- [Written exercise]
Say how many lines contain the word "reps". Only the number should be given.

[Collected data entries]
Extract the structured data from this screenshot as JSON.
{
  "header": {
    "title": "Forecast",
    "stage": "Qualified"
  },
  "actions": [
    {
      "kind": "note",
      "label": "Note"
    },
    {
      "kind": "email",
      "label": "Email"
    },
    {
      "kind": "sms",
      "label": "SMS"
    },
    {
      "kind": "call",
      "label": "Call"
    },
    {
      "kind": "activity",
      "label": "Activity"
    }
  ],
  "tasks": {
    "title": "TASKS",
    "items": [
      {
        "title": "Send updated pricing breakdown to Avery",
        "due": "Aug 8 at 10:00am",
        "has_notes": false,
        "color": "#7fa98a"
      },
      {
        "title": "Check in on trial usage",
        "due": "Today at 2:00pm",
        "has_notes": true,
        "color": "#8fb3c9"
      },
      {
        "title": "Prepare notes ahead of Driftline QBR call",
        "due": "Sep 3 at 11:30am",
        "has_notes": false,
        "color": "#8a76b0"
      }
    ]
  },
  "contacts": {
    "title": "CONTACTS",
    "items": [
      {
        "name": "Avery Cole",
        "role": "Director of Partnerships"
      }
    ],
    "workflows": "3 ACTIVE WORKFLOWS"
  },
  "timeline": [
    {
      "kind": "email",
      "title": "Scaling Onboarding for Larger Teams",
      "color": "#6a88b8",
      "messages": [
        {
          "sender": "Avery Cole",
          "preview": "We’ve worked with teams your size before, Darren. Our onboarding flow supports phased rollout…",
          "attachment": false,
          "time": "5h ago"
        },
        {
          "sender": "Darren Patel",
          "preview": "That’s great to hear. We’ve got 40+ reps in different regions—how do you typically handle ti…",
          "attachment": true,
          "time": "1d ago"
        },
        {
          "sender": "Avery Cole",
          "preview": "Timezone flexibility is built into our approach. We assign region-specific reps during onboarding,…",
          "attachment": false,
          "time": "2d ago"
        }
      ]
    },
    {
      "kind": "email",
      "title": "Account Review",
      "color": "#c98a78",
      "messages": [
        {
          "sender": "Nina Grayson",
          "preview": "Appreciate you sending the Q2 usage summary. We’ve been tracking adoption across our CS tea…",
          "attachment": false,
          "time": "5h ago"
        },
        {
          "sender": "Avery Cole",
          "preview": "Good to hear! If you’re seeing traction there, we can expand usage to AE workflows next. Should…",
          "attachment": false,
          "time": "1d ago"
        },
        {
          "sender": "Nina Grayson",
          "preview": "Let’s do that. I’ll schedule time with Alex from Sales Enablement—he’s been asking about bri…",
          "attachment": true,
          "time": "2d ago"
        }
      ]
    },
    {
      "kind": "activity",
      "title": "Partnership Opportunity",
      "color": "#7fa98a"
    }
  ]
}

- [Task solution]
2